* Problem
Pull out every line containing the string "Inner".

* Dataset entries
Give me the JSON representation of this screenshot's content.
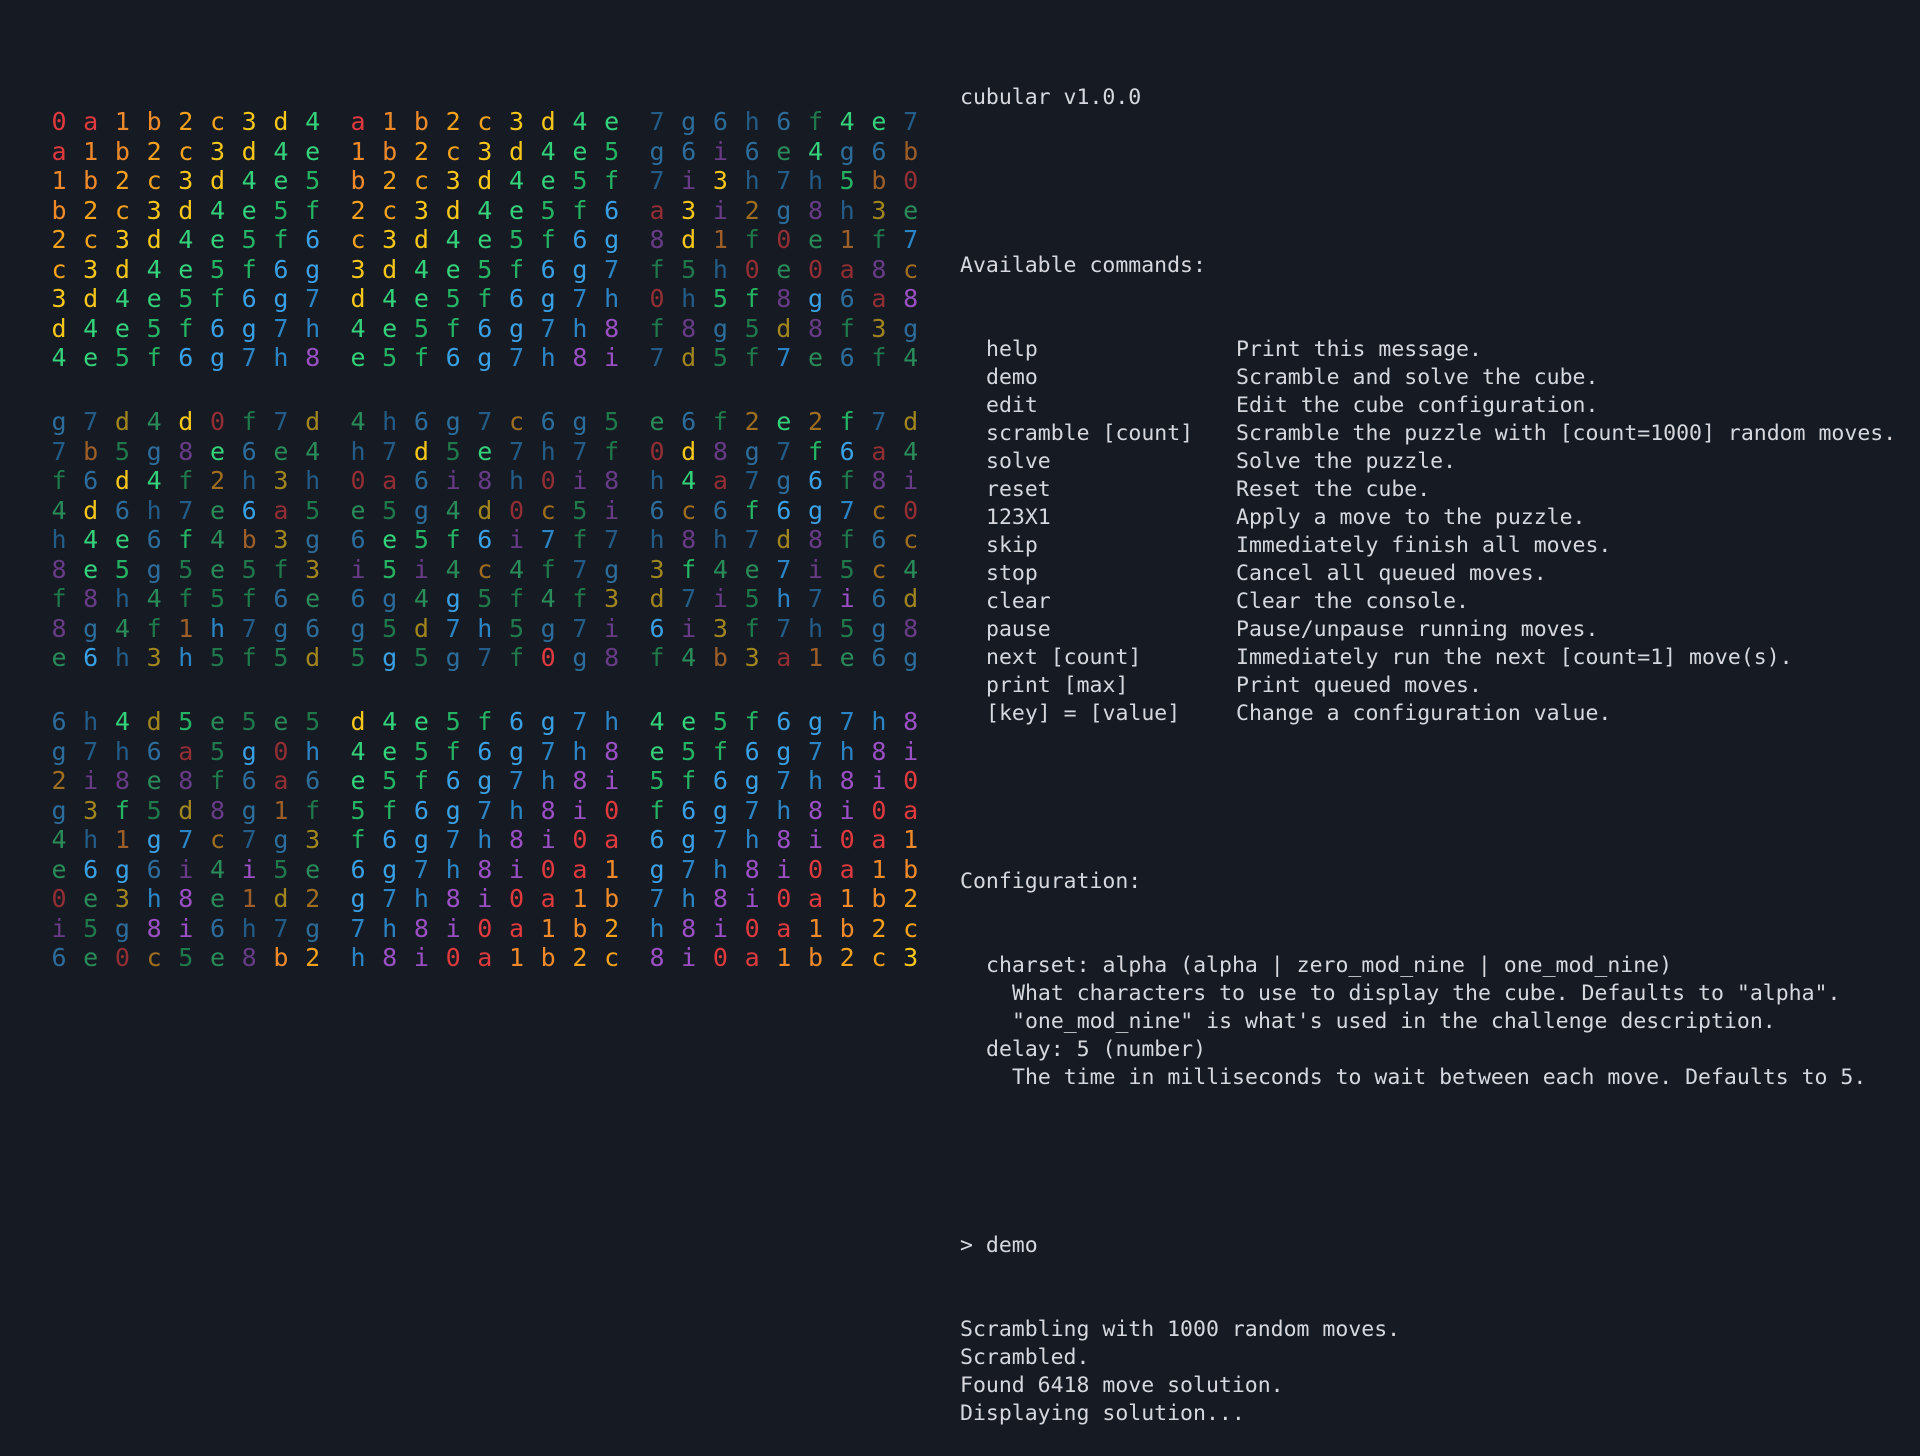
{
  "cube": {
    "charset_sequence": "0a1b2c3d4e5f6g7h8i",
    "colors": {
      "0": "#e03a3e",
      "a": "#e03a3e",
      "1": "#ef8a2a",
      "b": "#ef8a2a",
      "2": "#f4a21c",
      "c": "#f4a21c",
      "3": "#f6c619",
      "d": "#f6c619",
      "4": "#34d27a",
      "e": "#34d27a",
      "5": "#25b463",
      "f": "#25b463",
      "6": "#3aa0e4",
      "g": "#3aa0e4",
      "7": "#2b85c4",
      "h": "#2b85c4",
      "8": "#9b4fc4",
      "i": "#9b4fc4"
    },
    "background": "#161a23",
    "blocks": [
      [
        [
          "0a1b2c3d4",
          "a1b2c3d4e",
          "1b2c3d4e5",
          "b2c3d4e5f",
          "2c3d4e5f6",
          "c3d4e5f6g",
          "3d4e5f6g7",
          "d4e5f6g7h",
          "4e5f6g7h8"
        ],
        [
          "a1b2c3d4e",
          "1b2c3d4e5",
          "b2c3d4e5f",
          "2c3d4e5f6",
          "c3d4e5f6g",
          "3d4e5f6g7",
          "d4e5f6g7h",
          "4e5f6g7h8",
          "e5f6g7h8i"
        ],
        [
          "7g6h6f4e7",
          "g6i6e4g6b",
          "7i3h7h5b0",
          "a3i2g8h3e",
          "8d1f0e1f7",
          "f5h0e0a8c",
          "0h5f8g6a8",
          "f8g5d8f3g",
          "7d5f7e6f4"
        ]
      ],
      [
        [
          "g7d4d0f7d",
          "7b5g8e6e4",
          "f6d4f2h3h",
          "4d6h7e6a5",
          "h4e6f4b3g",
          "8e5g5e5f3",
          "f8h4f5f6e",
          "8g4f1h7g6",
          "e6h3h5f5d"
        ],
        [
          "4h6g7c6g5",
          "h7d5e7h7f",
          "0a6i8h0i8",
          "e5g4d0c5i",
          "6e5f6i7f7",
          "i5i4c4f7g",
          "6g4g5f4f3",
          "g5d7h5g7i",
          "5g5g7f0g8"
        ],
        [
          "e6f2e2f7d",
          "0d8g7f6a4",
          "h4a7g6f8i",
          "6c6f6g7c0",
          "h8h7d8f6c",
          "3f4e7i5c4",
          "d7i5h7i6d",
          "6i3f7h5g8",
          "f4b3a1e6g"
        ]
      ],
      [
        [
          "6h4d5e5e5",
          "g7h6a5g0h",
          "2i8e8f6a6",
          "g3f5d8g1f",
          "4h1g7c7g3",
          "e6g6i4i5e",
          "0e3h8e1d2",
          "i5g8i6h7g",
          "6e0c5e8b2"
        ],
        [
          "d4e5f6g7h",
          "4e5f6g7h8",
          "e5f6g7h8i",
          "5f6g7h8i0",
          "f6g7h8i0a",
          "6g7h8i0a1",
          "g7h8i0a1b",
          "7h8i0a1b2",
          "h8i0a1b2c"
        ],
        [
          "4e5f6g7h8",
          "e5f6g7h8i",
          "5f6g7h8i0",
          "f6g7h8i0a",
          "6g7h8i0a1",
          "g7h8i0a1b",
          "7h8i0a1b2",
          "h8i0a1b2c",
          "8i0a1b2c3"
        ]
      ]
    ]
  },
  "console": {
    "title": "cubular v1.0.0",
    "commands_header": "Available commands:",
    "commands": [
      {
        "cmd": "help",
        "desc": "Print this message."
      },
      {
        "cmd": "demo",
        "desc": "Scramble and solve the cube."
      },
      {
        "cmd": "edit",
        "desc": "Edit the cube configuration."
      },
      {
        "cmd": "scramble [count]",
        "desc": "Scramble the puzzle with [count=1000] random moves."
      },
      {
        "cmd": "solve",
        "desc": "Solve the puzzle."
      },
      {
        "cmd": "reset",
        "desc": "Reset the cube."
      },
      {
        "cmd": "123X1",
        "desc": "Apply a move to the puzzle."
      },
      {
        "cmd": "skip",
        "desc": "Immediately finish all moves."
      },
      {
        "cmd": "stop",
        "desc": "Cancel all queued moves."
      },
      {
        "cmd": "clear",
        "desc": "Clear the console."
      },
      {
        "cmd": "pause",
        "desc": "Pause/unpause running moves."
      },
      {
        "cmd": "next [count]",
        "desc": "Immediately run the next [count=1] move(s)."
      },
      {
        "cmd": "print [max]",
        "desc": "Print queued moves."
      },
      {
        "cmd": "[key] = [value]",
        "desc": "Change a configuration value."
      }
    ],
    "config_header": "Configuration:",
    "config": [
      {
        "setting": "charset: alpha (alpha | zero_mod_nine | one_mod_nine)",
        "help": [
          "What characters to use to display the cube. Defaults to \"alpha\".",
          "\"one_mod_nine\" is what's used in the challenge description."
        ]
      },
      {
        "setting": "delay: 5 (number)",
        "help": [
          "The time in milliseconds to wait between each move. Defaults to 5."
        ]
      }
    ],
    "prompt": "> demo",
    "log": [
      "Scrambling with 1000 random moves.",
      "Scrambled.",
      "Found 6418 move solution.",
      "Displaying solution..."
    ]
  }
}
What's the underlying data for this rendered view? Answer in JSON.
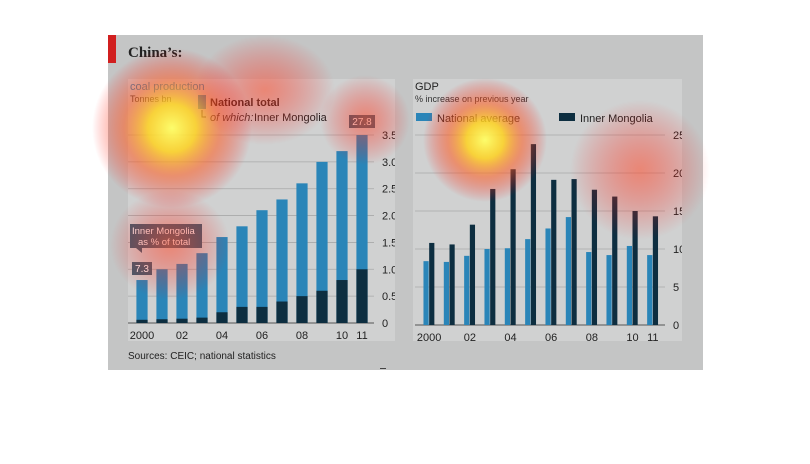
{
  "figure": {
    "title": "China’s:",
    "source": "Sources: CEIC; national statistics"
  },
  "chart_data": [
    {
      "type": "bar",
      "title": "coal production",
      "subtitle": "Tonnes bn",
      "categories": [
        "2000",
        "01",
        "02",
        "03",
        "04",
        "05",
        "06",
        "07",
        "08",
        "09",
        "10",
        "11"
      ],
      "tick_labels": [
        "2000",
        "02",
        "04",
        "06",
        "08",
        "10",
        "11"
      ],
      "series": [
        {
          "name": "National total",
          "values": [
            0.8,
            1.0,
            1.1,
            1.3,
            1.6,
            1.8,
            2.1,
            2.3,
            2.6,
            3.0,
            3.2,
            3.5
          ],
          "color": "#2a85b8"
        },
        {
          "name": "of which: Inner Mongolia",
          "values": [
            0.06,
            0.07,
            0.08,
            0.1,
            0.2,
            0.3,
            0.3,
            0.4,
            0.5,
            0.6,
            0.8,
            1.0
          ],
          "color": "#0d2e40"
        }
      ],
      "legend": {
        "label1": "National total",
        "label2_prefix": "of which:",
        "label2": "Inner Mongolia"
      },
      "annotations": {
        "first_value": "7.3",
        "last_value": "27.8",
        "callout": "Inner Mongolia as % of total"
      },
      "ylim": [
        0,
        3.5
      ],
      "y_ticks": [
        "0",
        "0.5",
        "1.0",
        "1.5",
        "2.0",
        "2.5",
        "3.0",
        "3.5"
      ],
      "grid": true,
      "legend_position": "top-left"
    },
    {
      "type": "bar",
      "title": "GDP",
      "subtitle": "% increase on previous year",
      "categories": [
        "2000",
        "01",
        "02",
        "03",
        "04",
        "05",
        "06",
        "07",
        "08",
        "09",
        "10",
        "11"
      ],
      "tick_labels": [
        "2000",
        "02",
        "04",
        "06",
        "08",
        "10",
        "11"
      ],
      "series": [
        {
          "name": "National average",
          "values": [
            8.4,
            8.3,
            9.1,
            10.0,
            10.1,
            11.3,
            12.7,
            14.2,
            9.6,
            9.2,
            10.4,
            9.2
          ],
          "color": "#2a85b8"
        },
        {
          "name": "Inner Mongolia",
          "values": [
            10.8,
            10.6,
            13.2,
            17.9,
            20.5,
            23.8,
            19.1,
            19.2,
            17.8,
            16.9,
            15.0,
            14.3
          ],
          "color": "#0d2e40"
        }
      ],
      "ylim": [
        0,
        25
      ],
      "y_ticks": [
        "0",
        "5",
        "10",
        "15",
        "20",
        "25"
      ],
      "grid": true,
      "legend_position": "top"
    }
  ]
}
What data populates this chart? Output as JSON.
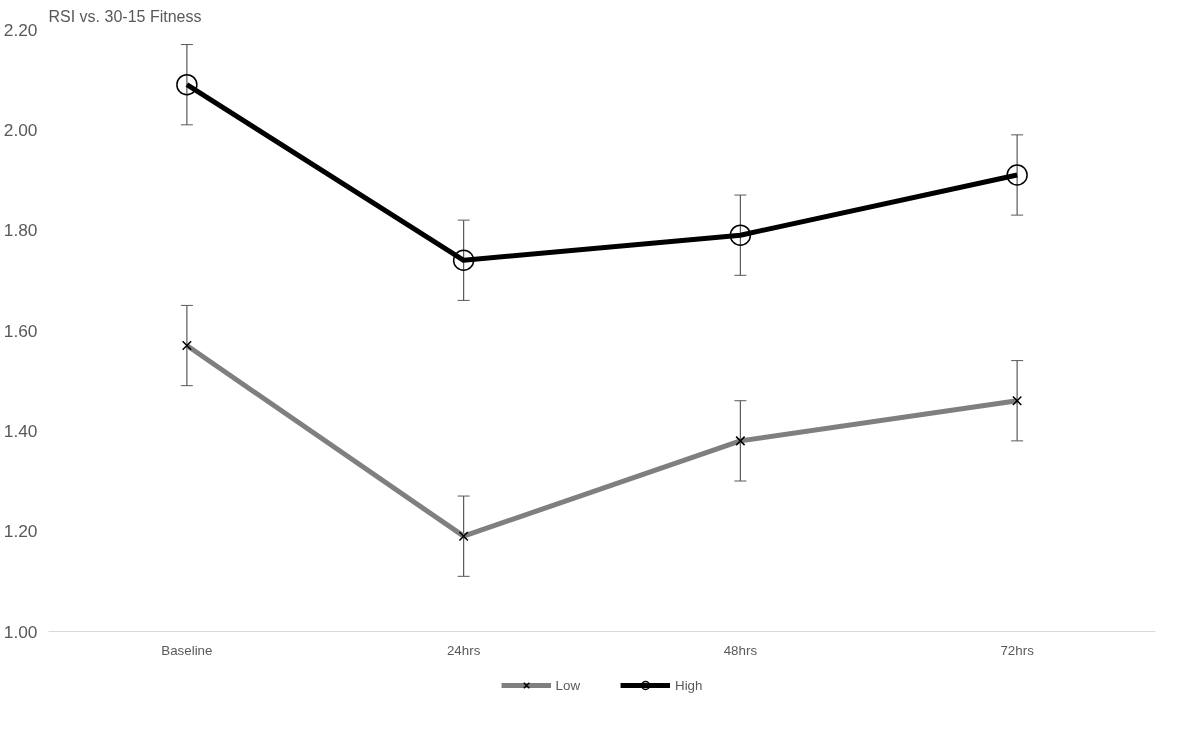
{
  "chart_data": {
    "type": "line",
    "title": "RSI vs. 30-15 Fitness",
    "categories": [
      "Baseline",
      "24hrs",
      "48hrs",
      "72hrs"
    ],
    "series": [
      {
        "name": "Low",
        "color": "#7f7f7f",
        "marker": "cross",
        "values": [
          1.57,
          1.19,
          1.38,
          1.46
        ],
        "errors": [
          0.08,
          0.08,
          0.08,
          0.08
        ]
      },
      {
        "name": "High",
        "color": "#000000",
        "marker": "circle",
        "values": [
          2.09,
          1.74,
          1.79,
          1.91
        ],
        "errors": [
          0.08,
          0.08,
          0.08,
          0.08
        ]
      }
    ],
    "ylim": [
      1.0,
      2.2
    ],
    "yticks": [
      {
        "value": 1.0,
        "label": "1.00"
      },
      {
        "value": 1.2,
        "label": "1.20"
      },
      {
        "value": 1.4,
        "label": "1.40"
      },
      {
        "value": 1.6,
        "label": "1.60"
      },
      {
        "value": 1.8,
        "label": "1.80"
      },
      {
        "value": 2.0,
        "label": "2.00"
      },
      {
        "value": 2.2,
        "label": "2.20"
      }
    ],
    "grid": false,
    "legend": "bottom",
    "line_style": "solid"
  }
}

* Exercise response
          "name": "of which: Inner Mongolia",
        "label2": "Inner Mongolia"
        "callout": "Inner Mongolia as % of total"
          "name": "Inner Mongolia",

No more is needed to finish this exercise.